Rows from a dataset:
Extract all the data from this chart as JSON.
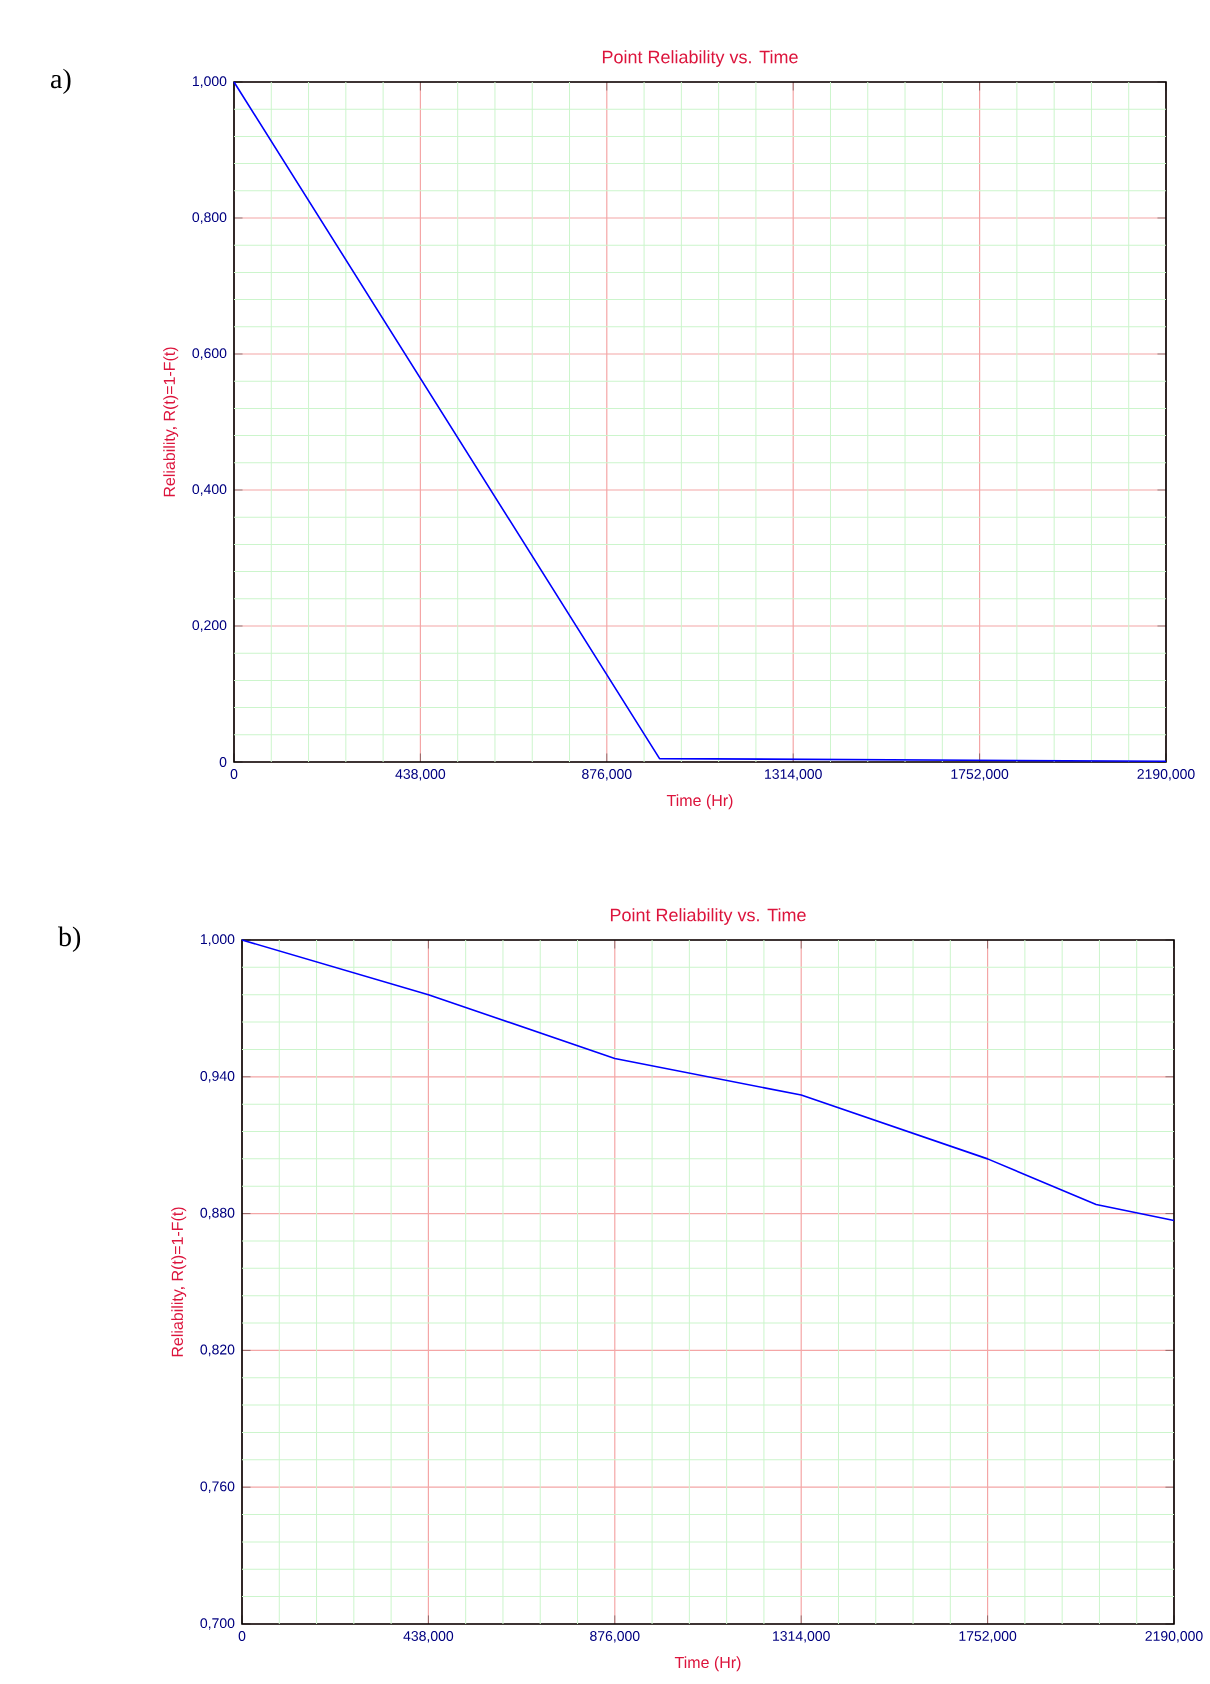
{
  "chart_data": [
    {
      "type": "line",
      "title": "Point Reliability vs. Time",
      "xlabel": "Time (Hr)",
      "ylabel": "Reliability, R(t)=1-F(t)",
      "annotations": [
        "a)"
      ],
      "x": [
        0,
        1000,
        2190
      ],
      "series": [
        {
          "color": "#0000ff",
          "values": [
            1.0,
            0.005,
            0.001
          ]
        }
      ],
      "xlim": [
        0,
        2190
      ],
      "ylim": [
        0,
        1
      ],
      "xticks": [
        {
          "value": 0,
          "label": "0"
        },
        {
          "value": 87.6,
          "label": null
        },
        {
          "value": 175.2,
          "label": null
        },
        {
          "value": 262.8,
          "label": null
        },
        {
          "value": 350.4,
          "label": null
        },
        {
          "value": 438,
          "label": "438,000"
        },
        {
          "value": 525.6,
          "label": null
        },
        {
          "value": 613.2,
          "label": null
        },
        {
          "value": 700.8,
          "label": null
        },
        {
          "value": 788.4,
          "label": null
        },
        {
          "value": 876,
          "label": "876,000"
        },
        {
          "value": 963.6,
          "label": null
        },
        {
          "value": 1051.2,
          "label": null
        },
        {
          "value": 1138.8,
          "label": null
        },
        {
          "value": 1226.4,
          "label": null
        },
        {
          "value": 1314,
          "label": "1314,000"
        },
        {
          "value": 1401.6,
          "label": null
        },
        {
          "value": 1489.2,
          "label": null
        },
        {
          "value": 1576.8,
          "label": null
        },
        {
          "value": 1664.4,
          "label": null
        },
        {
          "value": 1752,
          "label": "1752,000"
        },
        {
          "value": 1839.6,
          "label": null
        },
        {
          "value": 1927.2,
          "label": null
        },
        {
          "value": 2014.8,
          "label": null
        },
        {
          "value": 2102.4,
          "label": null
        },
        {
          "value": 2190,
          "label": "2190,000"
        }
      ],
      "yticks": [
        {
          "value": 0,
          "label": "0"
        },
        {
          "value": 0.04,
          "label": null
        },
        {
          "value": 0.08,
          "label": null
        },
        {
          "value": 0.12,
          "label": null
        },
        {
          "value": 0.16,
          "label": null
        },
        {
          "value": 0.2,
          "label": "0,200"
        },
        {
          "value": 0.24,
          "label": null
        },
        {
          "value": 0.28,
          "label": null
        },
        {
          "value": 0.32,
          "label": null
        },
        {
          "value": 0.36,
          "label": null
        },
        {
          "value": 0.4,
          "label": "0,400"
        },
        {
          "value": 0.44,
          "label": null
        },
        {
          "value": 0.48,
          "label": null
        },
        {
          "value": 0.52,
          "label": null
        },
        {
          "value": 0.56,
          "label": null
        },
        {
          "value": 0.6,
          "label": "0,600"
        },
        {
          "value": 0.64,
          "label": null
        },
        {
          "value": 0.68,
          "label": null
        },
        {
          "value": 0.72,
          "label": null
        },
        {
          "value": 0.76,
          "label": null
        },
        {
          "value": 0.8,
          "label": "0,800"
        },
        {
          "value": 0.84,
          "label": null
        },
        {
          "value": 0.88,
          "label": null
        },
        {
          "value": 0.92,
          "label": null
        },
        {
          "value": 0.96,
          "label": null
        },
        {
          "value": 1.0,
          "label": "1,000"
        }
      ],
      "grid": true,
      "marker": "none",
      "line_style": "solid"
    },
    {
      "type": "line",
      "title": "Point Reliability vs. Time",
      "xlabel": "Time (Hr)",
      "ylabel": "Reliability, R(t)=1-F(t)",
      "annotations": [
        "b)"
      ],
      "x": [
        0,
        438,
        876,
        1314,
        1752,
        2007,
        2190
      ],
      "series": [
        {
          "color": "#0000ff",
          "values": [
            1.0,
            0.976,
            0.948,
            0.932,
            0.904,
            0.884,
            0.877
          ]
        }
      ],
      "xlim": [
        0,
        2190
      ],
      "ylim": [
        0.7,
        1
      ],
      "xticks": [
        {
          "value": 0,
          "label": "0"
        },
        {
          "value": 87.6,
          "label": null
        },
        {
          "value": 175.2,
          "label": null
        },
        {
          "value": 262.8,
          "label": null
        },
        {
          "value": 350.4,
          "label": null
        },
        {
          "value": 438,
          "label": "438,000"
        },
        {
          "value": 525.6,
          "label": null
        },
        {
          "value": 613.2,
          "label": null
        },
        {
          "value": 700.8,
          "label": null
        },
        {
          "value": 788.4,
          "label": null
        },
        {
          "value": 876,
          "label": "876,000"
        },
        {
          "value": 963.6,
          "label": null
        },
        {
          "value": 1051.2,
          "label": null
        },
        {
          "value": 1138.8,
          "label": null
        },
        {
          "value": 1226.4,
          "label": null
        },
        {
          "value": 1314,
          "label": "1314,000"
        },
        {
          "value": 1401.6,
          "label": null
        },
        {
          "value": 1489.2,
          "label": null
        },
        {
          "value": 1576.8,
          "label": null
        },
        {
          "value": 1664.4,
          "label": null
        },
        {
          "value": 1752,
          "label": "1752,000"
        },
        {
          "value": 1839.6,
          "label": null
        },
        {
          "value": 1927.2,
          "label": null
        },
        {
          "value": 2014.8,
          "label": null
        },
        {
          "value": 2102.4,
          "label": null
        },
        {
          "value": 2190,
          "label": "2190,000"
        }
      ],
      "yticks": [
        {
          "value": 0.7,
          "label": "0,700"
        },
        {
          "value": 0.712,
          "label": null
        },
        {
          "value": 0.724,
          "label": null
        },
        {
          "value": 0.736,
          "label": null
        },
        {
          "value": 0.748,
          "label": null
        },
        {
          "value": 0.76,
          "label": "0,760"
        },
        {
          "value": 0.772,
          "label": null
        },
        {
          "value": 0.784,
          "label": null
        },
        {
          "value": 0.796,
          "label": null
        },
        {
          "value": 0.808,
          "label": null
        },
        {
          "value": 0.82,
          "label": "0,820"
        },
        {
          "value": 0.832,
          "label": null
        },
        {
          "value": 0.844,
          "label": null
        },
        {
          "value": 0.856,
          "label": null
        },
        {
          "value": 0.868,
          "label": null
        },
        {
          "value": 0.88,
          "label": "0,880"
        },
        {
          "value": 0.892,
          "label": null
        },
        {
          "value": 0.904,
          "label": null
        },
        {
          "value": 0.916,
          "label": null
        },
        {
          "value": 0.928,
          "label": null
        },
        {
          "value": 0.94,
          "label": "0,940"
        },
        {
          "value": 0.952,
          "label": null
        },
        {
          "value": 0.964,
          "label": null
        },
        {
          "value": 0.976,
          "label": null
        },
        {
          "value": 0.988,
          "label": null
        },
        {
          "value": 1.0,
          "label": "1,000"
        }
      ],
      "grid": true,
      "marker": "none",
      "line_style": "solid"
    }
  ]
}
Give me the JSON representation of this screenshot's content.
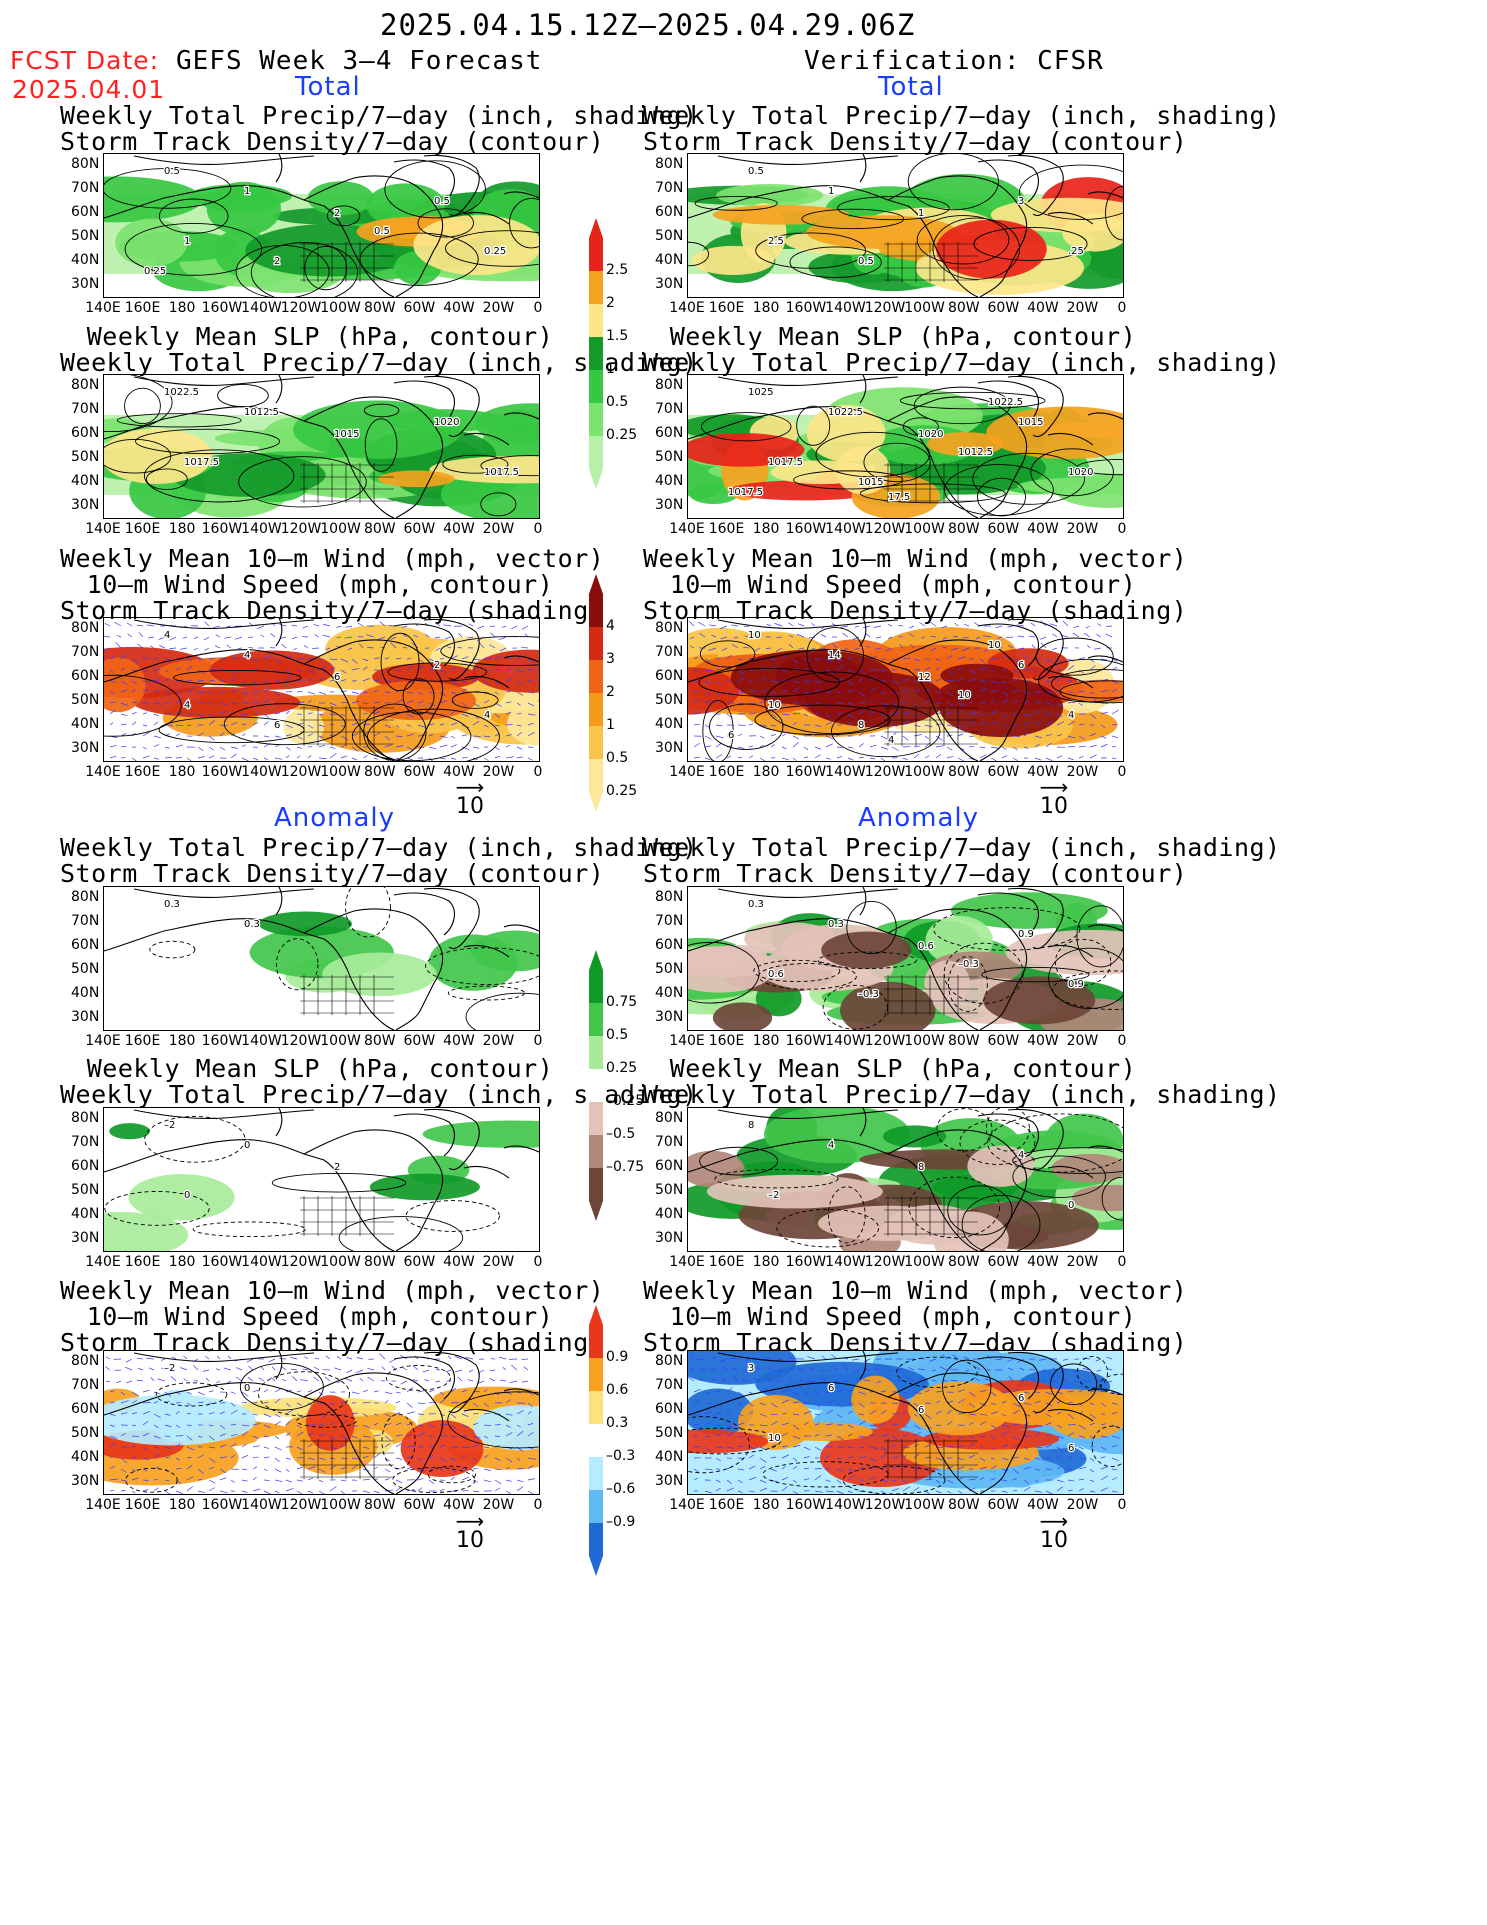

INSTRUCTION:
Copy every line of the data exactly as written, excluding the pictures.

SOLVED EXERCISE:
Extract all the data from this chart as JSON.
{
  "chart_data": [
    {
      "type": "line",
      "title": "Point Reliability vs. Time",
      "xlabel": "Time (Hr)",
      "ylabel": "Reliability, R(t)=1-F(t)",
      "annotations": [
        "a)"
      ],
      "x": [
        0,
        1000,
        2190
      ],
      "series": [
        {
          "color": "#0000ff",
          "values": [
            1.0,
            0.005,
            0.001
          ]
        }
      ],
      "xlim": [
        0,
        2190
      ],
      "ylim": [
        0,
        1
      ],
      "xticks": [
        {
          "value": 0,
          "label": "0"
        },
        {
          "value": 87.6,
          "label": null
        },
        {
          "value": 175.2,
          "label": null
        },
        {
          "value": 262.8,
          "label": null
        },
        {
          "value": 350.4,
          "label": null
        },
        {
          "value": 438,
          "label": "438,000"
        },
        {
          "value": 525.6,
          "label": null
        },
        {
          "value": 613.2,
          "label": null
        },
        {
          "value": 700.8,
          "label": null
        },
        {
          "value": 788.4,
          "label": null
        },
        {
          "value": 876,
          "label": "876,000"
        },
        {
          "value": 963.6,
          "label": null
        },
        {
          "value": 1051.2,
          "label": null
        },
        {
          "value": 1138.8,
          "label": null
        },
        {
          "value": 1226.4,
          "label": null
        },
        {
          "value": 1314,
          "label": "1314,000"
        },
        {
          "value": 1401.6,
          "label": null
        },
        {
          "value": 1489.2,
          "label": null
        },
        {
          "value": 1576.8,
          "label": null
        },
        {
          "value": 1664.4,
          "label": null
        },
        {
          "value": 1752,
          "label": "1752,000"
        },
        {
          "value": 1839.6,
          "label": null
        },
        {
          "value": 1927.2,
          "label": null
        },
        {
          "value": 2014.8,
          "label": null
        },
        {
          "value": 2102.4,
          "label": null
        },
        {
          "value": 2190,
          "label": "2190,000"
        }
      ],
      "yticks": [
        {
          "value": 0,
          "label": "0"
        },
        {
          "value": 0.04,
          "label": null
        },
        {
          "value": 0.08,
          "label": null
        },
        {
          "value": 0.12,
          "label": null
        },
        {
          "value": 0.16,
          "label": null
        },
        {
          "value": 0.2,
          "label": "0,200"
        },
        {
          "value": 0.24,
          "label": null
        },
        {
          "value": 0.28,
          "label": null
        },
        {
          "value": 0.32,
          "label": null
        },
        {
          "value": 0.36,
          "label": null
        },
        {
          "value": 0.4,
          "label": "0,400"
        },
        {
          "value": 0.44,
          "label": null
        },
        {
          "value": 0.48,
          "label": null
        },
        {
          "value": 0.52,
          "label": null
        },
        {
          "value": 0.56,
          "label": null
        },
        {
          "value": 0.6,
          "label": "0,600"
        },
        {
          "value": 0.64,
          "label": null
        },
        {
          "value": 0.68,
          "label": null
        },
        {
          "value": 0.72,
          "label": null
        },
        {
          "value": 0.76,
          "label": null
        },
        {
          "value": 0.8,
          "label": "0,800"
        },
        {
          "value": 0.84,
          "label": null
        },
        {
          "value": 0.88,
          "label": null
        },
        {
          "value": 0.92,
          "label": null
        },
        {
          "value": 0.96,
          "label": null
        },
        {
          "value": 1.0,
          "label": "1,000"
        }
      ],
      "grid": true,
      "marker": "none",
      "line_style": "solid"
    },
    {
      "type": "line",
      "title": "Point Reliability vs. Time",
      "xlabel": "Time (Hr)",
      "ylabel": "Reliability, R(t)=1-F(t)",
      "annotations": [
        "b)"
      ],
      "x": [
        0,
        438,
        876,
        1314,
        1752,
        2007,
        2190
      ],
      "series": [
        {
          "color": "#0000ff",
          "values": [
            1.0,
            0.976,
            0.948,
            0.932,
            0.904,
            0.884,
            0.877
          ]
        }
      ],
      "xlim": [
        0,
        2190
      ],
      "ylim": [
        0.7,
        1
      ],
      "xticks": [
        {
          "value": 0,
          "label": "0"
        },
        {
          "value": 87.6,
          "label": null
        },
        {
          "value": 175.2,
          "label": null
        },
        {
          "value": 262.8,
          "label": null
        },
        {
          "value": 350.4,
          "label": null
        },
        {
          "value": 438,
          "label": "438,000"
        },
        {
          "value": 525.6,
          "label": null
        },
        {
          "value": 613.2,
          "label": null
        },
        {
          "value": 700.8,
          "label": null
        },
        {
          "value": 788.4,
          "label": null
        },
        {
          "value": 876,
          "label": "876,000"
        },
        {
          "value": 963.6,
          "label": null
        },
        {
          "value": 1051.2,
          "label": null
        },
        {
          "value": 1138.8,
          "label": null
        },
        {
          "value": 1226.4,
          "label": null
        },
        {
          "value": 1314,
          "label": "1314,000"
        },
        {
          "value": 1401.6,
          "label": null
        },
        {
          "value": 1489.2,
          "label": null
        },
        {
          "value": 1576.8,
          "label": null
        },
        {
          "value": 1664.4,
          "label": null
        },
        {
          "value": 1752,
          "label": "1752,000"
        },
        {
          "value": 1839.6,
          "label": null
        },
        {
          "value": 1927.2,
          "label": null
        },
        {
          "value": 2014.8,
          "label": null
        },
        {
          "value": 2102.4,
          "label": null
        },
        {
          "value": 2190,
          "label": "2190,000"
        }
      ],
      "yticks": [
        {
          "value": 0.7,
          "label": "0,700"
        },
        {
          "value": 0.712,
          "label": null
        },
        {
          "value": 0.724,
          "label": null
        },
        {
          "value": 0.736,
          "label": null
        },
        {
          "value": 0.748,
          "label": null
        },
        {
          "value": 0.76,
          "label": "0,760"
        },
        {
          "value": 0.772,
          "label": null
        },
        {
          "value": 0.784,
          "label": null
        },
        {
          "value": 0.796,
          "label": null
        },
        {
          "value": 0.808,
          "label": null
        },
        {
          "value": 0.82,
          "label": "0,820"
        },
        {
          "value": 0.832,
          "label": null
        },
        {
          "value": 0.844,
          "label": null
        },
        {
          "value": 0.856,
          "label": null
        },
        {
          "value": 0.868,
          "label": null
        },
        {
          "value": 0.88,
          "label": "0,880"
        },
        {
          "value": 0.892,
          "label": null
        },
        {
          "value": 0.904,
          "label": null
        },
        {
          "value": 0.916,
          "label": null
        },
        {
          "value": 0.928,
          "label": null
        },
        {
          "value": 0.94,
          "label": "0,940"
        },
        {
          "value": 0.952,
          "label": null
        },
        {
          "value": 0.964,
          "label": null
        },
        {
          "value": 0.976,
          "label": null
        },
        {
          "value": 0.988,
          "label": null
        },
        {
          "value": 1.0,
          "label": "1,000"
        }
      ],
      "grid": true,
      "marker": "none",
      "line_style": "solid"
    }
  ]
}
Give me the JSON representation of this screenshot's content.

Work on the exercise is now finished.